● **Instruction**
Please rename "bar-segment" to "bar" throughout the items below, leaving everything else unchanged.

[Region and label listings]
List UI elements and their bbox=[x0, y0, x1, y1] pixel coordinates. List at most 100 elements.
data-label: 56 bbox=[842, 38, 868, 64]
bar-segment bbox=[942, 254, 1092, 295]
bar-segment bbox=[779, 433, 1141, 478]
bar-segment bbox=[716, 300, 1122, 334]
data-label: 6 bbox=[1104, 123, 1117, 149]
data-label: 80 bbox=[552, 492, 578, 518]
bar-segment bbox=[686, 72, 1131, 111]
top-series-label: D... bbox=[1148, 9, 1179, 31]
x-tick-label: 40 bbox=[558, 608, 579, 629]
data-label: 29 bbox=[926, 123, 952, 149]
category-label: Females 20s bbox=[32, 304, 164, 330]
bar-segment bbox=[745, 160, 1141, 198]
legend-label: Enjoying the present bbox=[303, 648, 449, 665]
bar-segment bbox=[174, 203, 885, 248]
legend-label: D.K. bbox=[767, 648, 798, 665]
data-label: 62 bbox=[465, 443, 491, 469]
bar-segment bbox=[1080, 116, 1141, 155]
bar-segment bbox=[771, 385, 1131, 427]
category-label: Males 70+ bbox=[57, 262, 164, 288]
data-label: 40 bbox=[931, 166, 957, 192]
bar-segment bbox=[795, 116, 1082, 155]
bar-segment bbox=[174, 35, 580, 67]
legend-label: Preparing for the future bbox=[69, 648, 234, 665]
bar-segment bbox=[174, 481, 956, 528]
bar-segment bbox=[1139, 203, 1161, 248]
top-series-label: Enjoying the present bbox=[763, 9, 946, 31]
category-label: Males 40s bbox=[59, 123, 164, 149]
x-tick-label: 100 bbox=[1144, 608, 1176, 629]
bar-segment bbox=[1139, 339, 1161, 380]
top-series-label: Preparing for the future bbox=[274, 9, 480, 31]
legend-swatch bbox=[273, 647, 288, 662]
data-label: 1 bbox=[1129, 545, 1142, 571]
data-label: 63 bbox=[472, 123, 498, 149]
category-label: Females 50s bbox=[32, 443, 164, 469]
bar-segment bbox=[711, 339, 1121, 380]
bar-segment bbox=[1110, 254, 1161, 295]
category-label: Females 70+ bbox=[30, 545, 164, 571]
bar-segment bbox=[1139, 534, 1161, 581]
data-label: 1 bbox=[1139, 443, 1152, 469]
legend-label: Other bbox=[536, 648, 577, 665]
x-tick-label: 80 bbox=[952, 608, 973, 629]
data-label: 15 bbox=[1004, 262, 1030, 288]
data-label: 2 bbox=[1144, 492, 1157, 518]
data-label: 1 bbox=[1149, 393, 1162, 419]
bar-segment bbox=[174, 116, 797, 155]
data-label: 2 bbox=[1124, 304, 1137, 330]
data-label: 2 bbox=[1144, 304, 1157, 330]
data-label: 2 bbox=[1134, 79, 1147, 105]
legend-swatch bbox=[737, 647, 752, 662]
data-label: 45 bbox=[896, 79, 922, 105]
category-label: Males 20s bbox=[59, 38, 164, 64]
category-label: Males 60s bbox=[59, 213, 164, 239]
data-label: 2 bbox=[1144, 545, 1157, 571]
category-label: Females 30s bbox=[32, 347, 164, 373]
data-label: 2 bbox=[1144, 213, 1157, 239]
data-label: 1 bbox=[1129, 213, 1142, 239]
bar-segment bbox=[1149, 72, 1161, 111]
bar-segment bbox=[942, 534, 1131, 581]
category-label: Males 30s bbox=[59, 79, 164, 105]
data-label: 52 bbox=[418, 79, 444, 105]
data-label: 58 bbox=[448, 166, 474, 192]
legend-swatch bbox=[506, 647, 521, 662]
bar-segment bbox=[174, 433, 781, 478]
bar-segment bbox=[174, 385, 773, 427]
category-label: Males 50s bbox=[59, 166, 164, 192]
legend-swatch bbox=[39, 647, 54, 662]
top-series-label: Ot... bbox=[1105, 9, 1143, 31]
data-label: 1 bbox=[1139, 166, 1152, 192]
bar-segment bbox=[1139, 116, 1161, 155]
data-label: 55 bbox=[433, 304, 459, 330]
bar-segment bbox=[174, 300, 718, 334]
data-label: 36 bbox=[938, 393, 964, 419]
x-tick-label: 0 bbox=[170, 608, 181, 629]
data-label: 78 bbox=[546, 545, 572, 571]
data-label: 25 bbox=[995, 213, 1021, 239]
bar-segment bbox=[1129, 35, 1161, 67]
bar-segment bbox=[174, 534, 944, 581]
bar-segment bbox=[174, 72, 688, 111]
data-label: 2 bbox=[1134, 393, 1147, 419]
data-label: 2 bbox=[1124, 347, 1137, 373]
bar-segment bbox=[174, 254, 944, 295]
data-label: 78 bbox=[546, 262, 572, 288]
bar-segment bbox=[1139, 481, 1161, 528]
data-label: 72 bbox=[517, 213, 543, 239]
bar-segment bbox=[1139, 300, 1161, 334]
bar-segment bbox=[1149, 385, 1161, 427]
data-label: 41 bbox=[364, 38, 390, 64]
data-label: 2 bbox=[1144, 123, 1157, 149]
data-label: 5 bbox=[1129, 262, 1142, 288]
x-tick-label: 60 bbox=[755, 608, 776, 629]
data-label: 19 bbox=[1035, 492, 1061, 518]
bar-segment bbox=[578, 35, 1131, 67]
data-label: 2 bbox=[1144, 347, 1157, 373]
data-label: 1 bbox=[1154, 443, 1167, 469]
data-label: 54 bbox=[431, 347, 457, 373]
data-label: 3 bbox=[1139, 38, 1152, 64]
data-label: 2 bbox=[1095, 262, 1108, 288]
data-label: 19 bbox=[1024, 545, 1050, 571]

● **Output of the exercise**
List UI elements and their bbox=[x0, y0, x1, y1] pixel coordinates. List at most 100 elements.
data-label: 56 bbox=[842, 38, 868, 64]
bar bbox=[942, 254, 1092, 295]
bar bbox=[779, 433, 1141, 478]
bar bbox=[716, 300, 1122, 334]
data-label: 6 bbox=[1104, 123, 1117, 149]
data-label: 80 bbox=[552, 492, 578, 518]
bar bbox=[686, 72, 1131, 111]
top-series-label: D... bbox=[1148, 9, 1179, 31]
x-tick-label: 40 bbox=[558, 608, 579, 629]
data-label: 29 bbox=[926, 123, 952, 149]
category-label: Females 20s bbox=[32, 304, 164, 330]
bar bbox=[745, 160, 1141, 198]
legend-label: Enjoying the present bbox=[303, 648, 449, 665]
bar bbox=[174, 203, 885, 248]
legend-label: D.K. bbox=[767, 648, 798, 665]
data-label: 62 bbox=[465, 443, 491, 469]
bar bbox=[1080, 116, 1141, 155]
bar bbox=[771, 385, 1131, 427]
category-label: Males 70+ bbox=[57, 262, 164, 288]
data-label: 40 bbox=[931, 166, 957, 192]
bar bbox=[795, 116, 1082, 155]
bar bbox=[174, 35, 580, 67]
legend-label: Preparing for the future bbox=[69, 648, 234, 665]
bar bbox=[174, 481, 956, 528]
bar bbox=[1139, 203, 1161, 248]
top-series-label: Enjoying the present bbox=[763, 9, 946, 31]
category-label: Males 40s bbox=[59, 123, 164, 149]
x-tick-label: 100 bbox=[1144, 608, 1176, 629]
bar bbox=[1139, 339, 1161, 380]
top-series-label: Preparing for the future bbox=[274, 9, 480, 31]
legend-swatch bbox=[273, 647, 288, 662]
data-label: 1 bbox=[1129, 545, 1142, 571]
data-label: 63 bbox=[472, 123, 498, 149]
category-label: Females 50s bbox=[32, 443, 164, 469]
bar bbox=[711, 339, 1121, 380]
bar bbox=[1110, 254, 1161, 295]
category-label: Females 70+ bbox=[30, 545, 164, 571]
bar bbox=[1139, 534, 1161, 581]
data-label: 1 bbox=[1139, 443, 1152, 469]
legend-label: Other bbox=[536, 648, 577, 665]
x-tick-label: 80 bbox=[952, 608, 973, 629]
data-label: 15 bbox=[1004, 262, 1030, 288]
data-label: 2 bbox=[1144, 492, 1157, 518]
data-label: 1 bbox=[1149, 393, 1162, 419]
bar bbox=[174, 116, 797, 155]
data-label: 2 bbox=[1124, 304, 1137, 330]
data-label: 2 bbox=[1144, 304, 1157, 330]
data-label: 2 bbox=[1134, 79, 1147, 105]
legend-swatch bbox=[737, 647, 752, 662]
data-label: 45 bbox=[896, 79, 922, 105]
category-label: Males 20s bbox=[59, 38, 164, 64]
category-label: Males 60s bbox=[59, 213, 164, 239]
data-label: 2 bbox=[1144, 545, 1157, 571]
category-label: Females 30s bbox=[32, 347, 164, 373]
data-label: 2 bbox=[1144, 213, 1157, 239]
data-label: 1 bbox=[1129, 213, 1142, 239]
bar bbox=[1149, 72, 1161, 111]
bar bbox=[942, 534, 1131, 581]
category-label: Males 30s bbox=[59, 79, 164, 105]
data-label: 52 bbox=[418, 79, 444, 105]
data-label: 58 bbox=[448, 166, 474, 192]
legend-swatch bbox=[506, 647, 521, 662]
bar bbox=[174, 433, 781, 478]
bar bbox=[174, 385, 773, 427]
category-label: Males 50s bbox=[59, 166, 164, 192]
legend-swatch bbox=[39, 647, 54, 662]
top-series-label: Ot... bbox=[1105, 9, 1143, 31]
data-label: 1 bbox=[1139, 166, 1152, 192]
bar bbox=[1139, 116, 1161, 155]
data-label: 55 bbox=[433, 304, 459, 330]
bar bbox=[174, 300, 718, 334]
data-label: 36 bbox=[938, 393, 964, 419]
x-tick-label: 0 bbox=[170, 608, 181, 629]
data-label: 78 bbox=[546, 545, 572, 571]
data-label: 25 bbox=[995, 213, 1021, 239]
bar bbox=[1129, 35, 1161, 67]
bar bbox=[174, 534, 944, 581]
bar bbox=[174, 72, 688, 111]
data-label: 2 bbox=[1134, 393, 1147, 419]
data-label: 2 bbox=[1124, 347, 1137, 373]
bar bbox=[174, 254, 944, 295]
data-label: 78 bbox=[546, 262, 572, 288]
bar bbox=[1139, 481, 1161, 528]
data-label: 72 bbox=[517, 213, 543, 239]
bar bbox=[1139, 300, 1161, 334]
bar bbox=[1149, 385, 1161, 427]
data-label: 41 bbox=[364, 38, 390, 64]
data-label: 2 bbox=[1144, 123, 1157, 149]
data-label: 5 bbox=[1129, 262, 1142, 288]
x-tick-label: 60 bbox=[755, 608, 776, 629]
data-label: 19 bbox=[1035, 492, 1061, 518]
bar bbox=[578, 35, 1131, 67]
data-label: 2 bbox=[1144, 347, 1157, 373]
data-label: 1 bbox=[1154, 443, 1167, 469]
data-label: 54 bbox=[431, 347, 457, 373]
data-label: 3 bbox=[1139, 38, 1152, 64]
data-label: 2 bbox=[1095, 262, 1108, 288]
data-label: 19 bbox=[1024, 545, 1050, 571]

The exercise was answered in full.